### WHAT THE EXERCISE ASKS
Search the material below for the string "Исходящее" and extract each line that has it.

START RECORDS TO PROCESS

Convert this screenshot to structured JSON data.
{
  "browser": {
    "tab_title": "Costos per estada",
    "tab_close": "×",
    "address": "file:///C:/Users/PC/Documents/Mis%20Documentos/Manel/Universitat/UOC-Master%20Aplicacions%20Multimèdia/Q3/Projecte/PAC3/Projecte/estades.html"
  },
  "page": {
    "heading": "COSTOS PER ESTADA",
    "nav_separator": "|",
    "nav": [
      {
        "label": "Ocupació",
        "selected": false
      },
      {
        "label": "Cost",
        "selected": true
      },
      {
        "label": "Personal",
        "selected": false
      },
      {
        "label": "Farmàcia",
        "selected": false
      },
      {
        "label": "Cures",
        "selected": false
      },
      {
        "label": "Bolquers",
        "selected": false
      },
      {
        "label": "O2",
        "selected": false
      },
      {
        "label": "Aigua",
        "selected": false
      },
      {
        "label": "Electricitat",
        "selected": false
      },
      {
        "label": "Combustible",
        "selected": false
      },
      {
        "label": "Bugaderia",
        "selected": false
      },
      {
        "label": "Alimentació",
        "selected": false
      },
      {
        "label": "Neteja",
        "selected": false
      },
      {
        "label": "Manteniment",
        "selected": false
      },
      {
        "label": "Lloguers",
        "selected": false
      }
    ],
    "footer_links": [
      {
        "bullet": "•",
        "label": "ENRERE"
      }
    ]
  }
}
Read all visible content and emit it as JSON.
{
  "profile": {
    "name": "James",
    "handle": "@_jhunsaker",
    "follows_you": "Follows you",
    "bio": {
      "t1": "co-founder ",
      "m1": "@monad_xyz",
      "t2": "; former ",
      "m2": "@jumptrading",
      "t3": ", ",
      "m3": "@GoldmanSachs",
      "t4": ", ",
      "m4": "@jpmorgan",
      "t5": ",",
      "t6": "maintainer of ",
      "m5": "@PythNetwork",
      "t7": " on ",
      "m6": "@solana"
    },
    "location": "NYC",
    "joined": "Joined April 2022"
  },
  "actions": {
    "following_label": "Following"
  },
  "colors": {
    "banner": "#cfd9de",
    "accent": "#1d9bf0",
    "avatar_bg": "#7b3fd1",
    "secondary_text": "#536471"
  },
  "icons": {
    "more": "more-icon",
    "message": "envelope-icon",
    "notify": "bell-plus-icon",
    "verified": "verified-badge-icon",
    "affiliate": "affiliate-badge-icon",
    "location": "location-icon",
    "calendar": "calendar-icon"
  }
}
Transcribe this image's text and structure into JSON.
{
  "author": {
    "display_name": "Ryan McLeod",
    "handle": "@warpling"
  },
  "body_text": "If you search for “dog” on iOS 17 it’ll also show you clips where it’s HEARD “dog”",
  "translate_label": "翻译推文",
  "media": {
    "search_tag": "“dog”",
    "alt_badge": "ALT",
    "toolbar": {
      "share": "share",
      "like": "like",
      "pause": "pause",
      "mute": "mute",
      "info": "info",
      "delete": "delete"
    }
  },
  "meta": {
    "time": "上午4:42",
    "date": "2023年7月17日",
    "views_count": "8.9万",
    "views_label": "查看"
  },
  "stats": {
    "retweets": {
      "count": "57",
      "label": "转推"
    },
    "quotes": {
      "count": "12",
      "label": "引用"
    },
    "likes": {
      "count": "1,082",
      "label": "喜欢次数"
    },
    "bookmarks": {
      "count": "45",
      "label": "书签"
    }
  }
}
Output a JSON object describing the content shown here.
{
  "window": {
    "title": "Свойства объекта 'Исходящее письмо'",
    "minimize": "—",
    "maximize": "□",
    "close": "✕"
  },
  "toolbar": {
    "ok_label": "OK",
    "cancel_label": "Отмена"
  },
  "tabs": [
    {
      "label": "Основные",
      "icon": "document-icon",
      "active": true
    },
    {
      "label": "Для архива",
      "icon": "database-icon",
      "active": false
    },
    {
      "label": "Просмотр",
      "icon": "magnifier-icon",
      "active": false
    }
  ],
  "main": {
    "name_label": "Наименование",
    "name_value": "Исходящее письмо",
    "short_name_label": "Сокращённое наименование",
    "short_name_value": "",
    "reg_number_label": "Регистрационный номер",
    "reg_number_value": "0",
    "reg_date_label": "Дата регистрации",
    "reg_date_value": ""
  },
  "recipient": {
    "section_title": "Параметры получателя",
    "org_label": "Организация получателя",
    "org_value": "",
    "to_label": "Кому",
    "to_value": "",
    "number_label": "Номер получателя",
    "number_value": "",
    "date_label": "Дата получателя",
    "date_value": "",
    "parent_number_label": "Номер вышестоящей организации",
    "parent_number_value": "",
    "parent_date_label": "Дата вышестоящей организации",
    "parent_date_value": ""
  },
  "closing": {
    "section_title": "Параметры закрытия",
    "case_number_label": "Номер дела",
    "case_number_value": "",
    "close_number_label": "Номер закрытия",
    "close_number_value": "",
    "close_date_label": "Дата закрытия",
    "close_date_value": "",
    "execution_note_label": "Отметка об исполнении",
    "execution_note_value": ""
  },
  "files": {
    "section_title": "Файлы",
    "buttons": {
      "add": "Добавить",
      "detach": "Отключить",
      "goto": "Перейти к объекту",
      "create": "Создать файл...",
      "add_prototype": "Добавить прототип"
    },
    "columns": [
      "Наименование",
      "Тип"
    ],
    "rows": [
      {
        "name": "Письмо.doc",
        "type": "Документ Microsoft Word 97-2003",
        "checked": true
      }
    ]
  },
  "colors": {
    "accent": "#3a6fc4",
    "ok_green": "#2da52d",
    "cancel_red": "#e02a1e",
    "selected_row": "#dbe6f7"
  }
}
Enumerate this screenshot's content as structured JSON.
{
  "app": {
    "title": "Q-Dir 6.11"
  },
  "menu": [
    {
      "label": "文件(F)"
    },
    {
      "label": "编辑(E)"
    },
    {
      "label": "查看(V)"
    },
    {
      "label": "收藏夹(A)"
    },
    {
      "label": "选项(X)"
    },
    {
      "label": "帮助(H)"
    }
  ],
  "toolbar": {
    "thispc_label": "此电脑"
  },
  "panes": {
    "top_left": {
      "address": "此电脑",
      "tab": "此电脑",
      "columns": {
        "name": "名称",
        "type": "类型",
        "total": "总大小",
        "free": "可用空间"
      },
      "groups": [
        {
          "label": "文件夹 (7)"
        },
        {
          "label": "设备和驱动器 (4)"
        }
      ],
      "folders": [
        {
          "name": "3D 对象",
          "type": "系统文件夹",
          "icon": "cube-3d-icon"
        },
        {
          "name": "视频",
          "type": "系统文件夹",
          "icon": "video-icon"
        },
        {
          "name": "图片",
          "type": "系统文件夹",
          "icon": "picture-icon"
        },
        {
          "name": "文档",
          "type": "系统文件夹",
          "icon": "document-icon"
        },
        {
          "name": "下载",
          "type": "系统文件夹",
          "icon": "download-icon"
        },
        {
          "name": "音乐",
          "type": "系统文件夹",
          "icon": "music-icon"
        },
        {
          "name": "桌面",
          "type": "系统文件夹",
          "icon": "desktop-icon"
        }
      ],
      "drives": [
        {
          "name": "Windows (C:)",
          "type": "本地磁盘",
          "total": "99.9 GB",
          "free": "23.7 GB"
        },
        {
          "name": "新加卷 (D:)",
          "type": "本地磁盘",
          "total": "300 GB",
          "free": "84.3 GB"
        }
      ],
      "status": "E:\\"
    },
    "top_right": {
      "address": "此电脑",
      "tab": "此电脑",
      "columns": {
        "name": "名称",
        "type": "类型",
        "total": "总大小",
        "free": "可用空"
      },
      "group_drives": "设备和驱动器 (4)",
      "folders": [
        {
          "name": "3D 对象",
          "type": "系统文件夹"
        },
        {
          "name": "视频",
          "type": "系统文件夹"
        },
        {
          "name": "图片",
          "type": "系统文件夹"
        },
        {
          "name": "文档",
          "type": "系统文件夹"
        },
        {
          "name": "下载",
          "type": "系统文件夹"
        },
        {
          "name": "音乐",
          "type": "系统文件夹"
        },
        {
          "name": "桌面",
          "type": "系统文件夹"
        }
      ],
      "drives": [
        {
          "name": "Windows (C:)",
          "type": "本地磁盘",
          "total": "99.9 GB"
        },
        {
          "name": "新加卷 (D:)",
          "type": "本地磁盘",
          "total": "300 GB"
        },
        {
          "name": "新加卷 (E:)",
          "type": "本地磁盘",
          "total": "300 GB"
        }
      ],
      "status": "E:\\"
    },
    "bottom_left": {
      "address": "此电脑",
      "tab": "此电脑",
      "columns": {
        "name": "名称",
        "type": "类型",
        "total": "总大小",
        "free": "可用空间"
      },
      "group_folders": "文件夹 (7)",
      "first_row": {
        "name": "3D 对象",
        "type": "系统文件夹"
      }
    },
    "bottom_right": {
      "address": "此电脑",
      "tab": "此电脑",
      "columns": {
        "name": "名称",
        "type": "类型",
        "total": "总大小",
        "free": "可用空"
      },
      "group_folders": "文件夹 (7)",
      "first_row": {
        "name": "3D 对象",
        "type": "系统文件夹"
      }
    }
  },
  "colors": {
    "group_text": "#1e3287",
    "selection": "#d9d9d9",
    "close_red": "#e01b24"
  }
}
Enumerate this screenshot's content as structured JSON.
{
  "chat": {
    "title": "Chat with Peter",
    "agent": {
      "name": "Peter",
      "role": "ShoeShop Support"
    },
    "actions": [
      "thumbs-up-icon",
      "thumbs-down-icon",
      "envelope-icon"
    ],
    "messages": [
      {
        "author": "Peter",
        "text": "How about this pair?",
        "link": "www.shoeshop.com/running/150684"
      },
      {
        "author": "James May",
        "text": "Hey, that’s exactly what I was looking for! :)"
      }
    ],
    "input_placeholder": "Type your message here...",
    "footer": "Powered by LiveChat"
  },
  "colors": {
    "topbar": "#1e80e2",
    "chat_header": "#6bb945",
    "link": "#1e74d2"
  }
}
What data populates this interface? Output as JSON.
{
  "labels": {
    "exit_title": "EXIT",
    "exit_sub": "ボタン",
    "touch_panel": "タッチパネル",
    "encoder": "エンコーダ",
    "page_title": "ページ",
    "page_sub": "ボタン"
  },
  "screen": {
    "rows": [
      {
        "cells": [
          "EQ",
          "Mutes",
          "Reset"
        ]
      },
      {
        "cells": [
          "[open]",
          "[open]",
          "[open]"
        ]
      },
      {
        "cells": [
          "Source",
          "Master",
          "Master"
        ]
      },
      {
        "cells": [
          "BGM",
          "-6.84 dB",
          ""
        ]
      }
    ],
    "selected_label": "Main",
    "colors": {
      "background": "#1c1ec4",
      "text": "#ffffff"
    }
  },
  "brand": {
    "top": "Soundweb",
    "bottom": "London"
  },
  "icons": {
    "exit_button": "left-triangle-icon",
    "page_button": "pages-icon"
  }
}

END RECORDS TO PROCESS

### TASK ANSWER
    "title": "Свойства объекта 'Исходящее письмо'",
    "name_value": "Исходящее письмо",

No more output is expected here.